### DIRECTION
Go through the listing beneath this task and return every line that carries the string "JSON".

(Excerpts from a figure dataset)
=======

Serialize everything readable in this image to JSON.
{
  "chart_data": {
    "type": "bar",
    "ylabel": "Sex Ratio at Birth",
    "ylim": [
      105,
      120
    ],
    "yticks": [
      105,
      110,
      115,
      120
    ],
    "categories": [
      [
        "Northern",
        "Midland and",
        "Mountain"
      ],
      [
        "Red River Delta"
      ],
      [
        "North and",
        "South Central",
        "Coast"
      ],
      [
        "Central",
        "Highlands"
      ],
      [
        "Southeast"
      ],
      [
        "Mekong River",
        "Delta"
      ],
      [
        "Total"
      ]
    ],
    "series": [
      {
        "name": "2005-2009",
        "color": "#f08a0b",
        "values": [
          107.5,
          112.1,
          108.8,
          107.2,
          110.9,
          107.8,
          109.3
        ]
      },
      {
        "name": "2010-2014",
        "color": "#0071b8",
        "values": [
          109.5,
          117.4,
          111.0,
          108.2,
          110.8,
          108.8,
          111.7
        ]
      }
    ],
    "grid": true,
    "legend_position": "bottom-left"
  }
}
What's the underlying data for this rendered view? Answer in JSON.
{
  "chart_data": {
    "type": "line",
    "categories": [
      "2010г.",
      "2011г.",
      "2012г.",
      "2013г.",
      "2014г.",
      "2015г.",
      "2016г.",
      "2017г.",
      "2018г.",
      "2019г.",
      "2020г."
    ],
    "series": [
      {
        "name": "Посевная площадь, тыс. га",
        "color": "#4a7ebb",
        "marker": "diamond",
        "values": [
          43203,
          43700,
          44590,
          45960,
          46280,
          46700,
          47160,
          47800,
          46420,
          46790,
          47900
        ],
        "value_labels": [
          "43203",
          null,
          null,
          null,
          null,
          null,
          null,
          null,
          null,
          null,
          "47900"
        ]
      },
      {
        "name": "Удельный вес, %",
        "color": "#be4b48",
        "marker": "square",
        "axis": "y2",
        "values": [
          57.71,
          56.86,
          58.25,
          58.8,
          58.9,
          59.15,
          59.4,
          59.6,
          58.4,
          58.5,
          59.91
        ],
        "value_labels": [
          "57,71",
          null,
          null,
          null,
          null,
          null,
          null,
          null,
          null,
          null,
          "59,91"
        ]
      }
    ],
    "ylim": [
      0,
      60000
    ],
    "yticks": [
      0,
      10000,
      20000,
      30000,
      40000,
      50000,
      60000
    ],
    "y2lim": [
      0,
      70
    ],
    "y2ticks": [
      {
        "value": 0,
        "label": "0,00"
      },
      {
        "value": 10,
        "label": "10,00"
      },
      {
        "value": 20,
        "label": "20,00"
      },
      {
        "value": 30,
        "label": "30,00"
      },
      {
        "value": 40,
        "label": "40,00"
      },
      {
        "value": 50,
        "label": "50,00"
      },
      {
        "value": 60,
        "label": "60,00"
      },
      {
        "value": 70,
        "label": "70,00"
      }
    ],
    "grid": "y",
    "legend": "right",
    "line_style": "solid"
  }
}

=======

### SOLUTION
Serialize everything readable in this image to JSON.
What's the underlying data for this rendered view? Answer in JSON.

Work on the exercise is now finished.